------ Records for the task

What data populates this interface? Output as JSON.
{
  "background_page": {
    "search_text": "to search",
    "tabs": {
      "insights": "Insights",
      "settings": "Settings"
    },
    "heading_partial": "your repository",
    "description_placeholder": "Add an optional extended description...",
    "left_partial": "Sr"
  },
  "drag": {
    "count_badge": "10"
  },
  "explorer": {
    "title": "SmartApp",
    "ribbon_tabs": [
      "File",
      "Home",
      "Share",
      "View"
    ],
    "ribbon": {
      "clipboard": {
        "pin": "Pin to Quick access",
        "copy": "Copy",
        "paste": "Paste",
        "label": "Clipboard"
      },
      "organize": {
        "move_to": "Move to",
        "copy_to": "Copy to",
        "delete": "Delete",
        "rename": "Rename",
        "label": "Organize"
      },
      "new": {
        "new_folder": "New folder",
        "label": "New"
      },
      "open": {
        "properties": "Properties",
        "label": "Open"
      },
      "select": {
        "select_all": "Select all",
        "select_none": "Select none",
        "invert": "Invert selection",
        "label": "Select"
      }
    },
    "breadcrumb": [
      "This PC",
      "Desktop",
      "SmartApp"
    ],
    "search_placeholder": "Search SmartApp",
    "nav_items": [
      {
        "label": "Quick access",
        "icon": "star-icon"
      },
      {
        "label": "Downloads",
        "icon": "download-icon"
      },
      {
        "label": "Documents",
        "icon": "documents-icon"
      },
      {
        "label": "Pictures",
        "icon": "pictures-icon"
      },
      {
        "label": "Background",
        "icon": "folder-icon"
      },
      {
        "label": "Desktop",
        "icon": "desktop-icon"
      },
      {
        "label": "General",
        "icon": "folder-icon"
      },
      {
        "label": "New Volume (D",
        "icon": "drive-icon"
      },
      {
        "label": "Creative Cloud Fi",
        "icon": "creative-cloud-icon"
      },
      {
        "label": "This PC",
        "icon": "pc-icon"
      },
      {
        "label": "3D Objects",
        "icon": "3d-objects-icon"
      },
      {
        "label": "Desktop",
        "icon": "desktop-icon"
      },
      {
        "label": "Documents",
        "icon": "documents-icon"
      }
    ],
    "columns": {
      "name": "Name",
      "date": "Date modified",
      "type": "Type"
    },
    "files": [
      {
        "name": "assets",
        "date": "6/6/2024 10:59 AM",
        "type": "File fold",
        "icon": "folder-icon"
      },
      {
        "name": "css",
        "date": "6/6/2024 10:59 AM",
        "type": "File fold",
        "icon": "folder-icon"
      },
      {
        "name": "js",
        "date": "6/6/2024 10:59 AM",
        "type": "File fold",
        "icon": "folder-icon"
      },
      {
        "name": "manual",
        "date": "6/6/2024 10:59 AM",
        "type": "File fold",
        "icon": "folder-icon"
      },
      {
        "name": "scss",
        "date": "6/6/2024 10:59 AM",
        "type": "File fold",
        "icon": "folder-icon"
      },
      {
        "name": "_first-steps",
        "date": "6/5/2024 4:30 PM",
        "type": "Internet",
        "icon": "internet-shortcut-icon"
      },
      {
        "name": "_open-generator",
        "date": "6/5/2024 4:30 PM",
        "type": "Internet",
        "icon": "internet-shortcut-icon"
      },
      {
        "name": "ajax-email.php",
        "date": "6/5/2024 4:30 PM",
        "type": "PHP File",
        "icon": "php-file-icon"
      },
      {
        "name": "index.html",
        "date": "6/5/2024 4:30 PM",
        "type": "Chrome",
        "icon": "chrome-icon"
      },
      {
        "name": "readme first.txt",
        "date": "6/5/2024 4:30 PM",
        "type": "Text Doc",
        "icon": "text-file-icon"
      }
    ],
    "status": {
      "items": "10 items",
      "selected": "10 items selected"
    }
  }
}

------------

_Task goal:_ Every record above should be copied exactly.

_Full answer:_
What data populates this interface? Output as JSON.
{
  "background_page": {
    "search_text": "to search",
    "tabs": {
      "insights": "Insights",
      "settings": "Settings"
    },
    "heading_partial": "your repository",
    "description_placeholder": "Add an optional extended description...",
    "left_partial": "Sr"
  },
  "drag": {
    "count_badge": "10"
  },
  "explorer": {
    "title": "SmartApp",
    "ribbon_tabs": [
      "File",
      "Home",
      "Share",
      "View"
    ],
    "ribbon": {
      "clipboard": {
        "pin": "Pin to Quick access",
        "copy": "Copy",
        "paste": "Paste",
        "label": "Clipboard"
      },
      "organize": {
        "move_to": "Move to",
        "copy_to": "Copy to",
        "delete": "Delete",
        "rename": "Rename",
        "label": "Organize"
      },
      "new": {
        "new_folder": "New folder",
        "label": "New"
      },
      "open": {
        "properties": "Properties",
        "label": "Open"
      },
      "select": {
        "select_all": "Select all",
        "select_none": "Select none",
        "invert": "Invert selection",
        "label": "Select"
      }
    },
    "breadcrumb": [
      "This PC",
      "Desktop",
      "SmartApp"
    ],
    "search_placeholder": "Search SmartApp",
    "nav_items": [
      {
        "label": "Quick access",
        "icon": "star-icon"
      },
      {
        "label": "Downloads",
        "icon": "download-icon"
      },
      {
        "label": "Documents",
        "icon": "documents-icon"
      },
      {
        "label": "Pictures",
        "icon": "pictures-icon"
      },
      {
        "label": "Background",
        "icon": "folder-icon"
      },
      {
        "label": "Desktop",
        "icon": "desktop-icon"
      },
      {
        "label": "General",
        "icon": "folder-icon"
      },
      {
        "label": "New Volume (D",
        "icon": "drive-icon"
      },
      {
        "label": "Creative Cloud Fi",
        "icon": "creative-cloud-icon"
      },
      {
        "label": "This PC",
        "icon": "pc-icon"
      },
      {
        "label": "3D Objects",
        "icon": "3d-objects-icon"
      },
      {
        "label": "Desktop",
        "icon": "desktop-icon"
      },
      {
        "label": "Documents",
        "icon": "documents-icon"
      }
    ],
    "columns": {
      "name": "Name",
      "date": "Date modified",
      "type": "Type"
    },
    "files": [
      {
        "name": "assets",
        "date": "6/6/2024 10:59 AM",
        "type": "File fold",
        "icon": "folder-icon"
      },
      {
        "name": "css",
        "date": "6/6/2024 10:59 AM",
        "type": "File fold",
        "icon": "folder-icon"
      },
      {
        "name": "js",
        "date": "6/6/2024 10:59 AM",
        "type": "File fold",
        "icon": "folder-icon"
      },
      {
        "name": "manual",
        "date": "6/6/2024 10:59 AM",
        "type": "File fold",
        "icon": "folder-icon"
      },
      {
        "name": "scss",
        "date": "6/6/2024 10:59 AM",
        "type": "File fold",
        "icon": "folder-icon"
      },
      {
        "name": "_first-steps",
        "date": "6/5/2024 4:30 PM",
        "type": "Internet",
        "icon": "internet-shortcut-icon"
      },
      {
        "name": "_open-generator",
        "date": "6/5/2024 4:30 PM",
        "type": "Internet",
        "icon": "internet-shortcut-icon"
      },
      {
        "name": "ajax-email.php",
        "date": "6/5/2024 4:30 PM",
        "type": "PHP File",
        "icon": "php-file-icon"
      },
      {
        "name": "index.html",
        "date": "6/5/2024 4:30 PM",
        "type": "Chrome",
        "icon": "chrome-icon"
      },
      {
        "name": "readme first.txt",
        "date": "6/5/2024 4:30 PM",
        "type": "Text Doc",
        "icon": "text-file-icon"
      }
    ],
    "status": {
      "items": "10 items",
      "selected": "10 items selected"
    }
  }
}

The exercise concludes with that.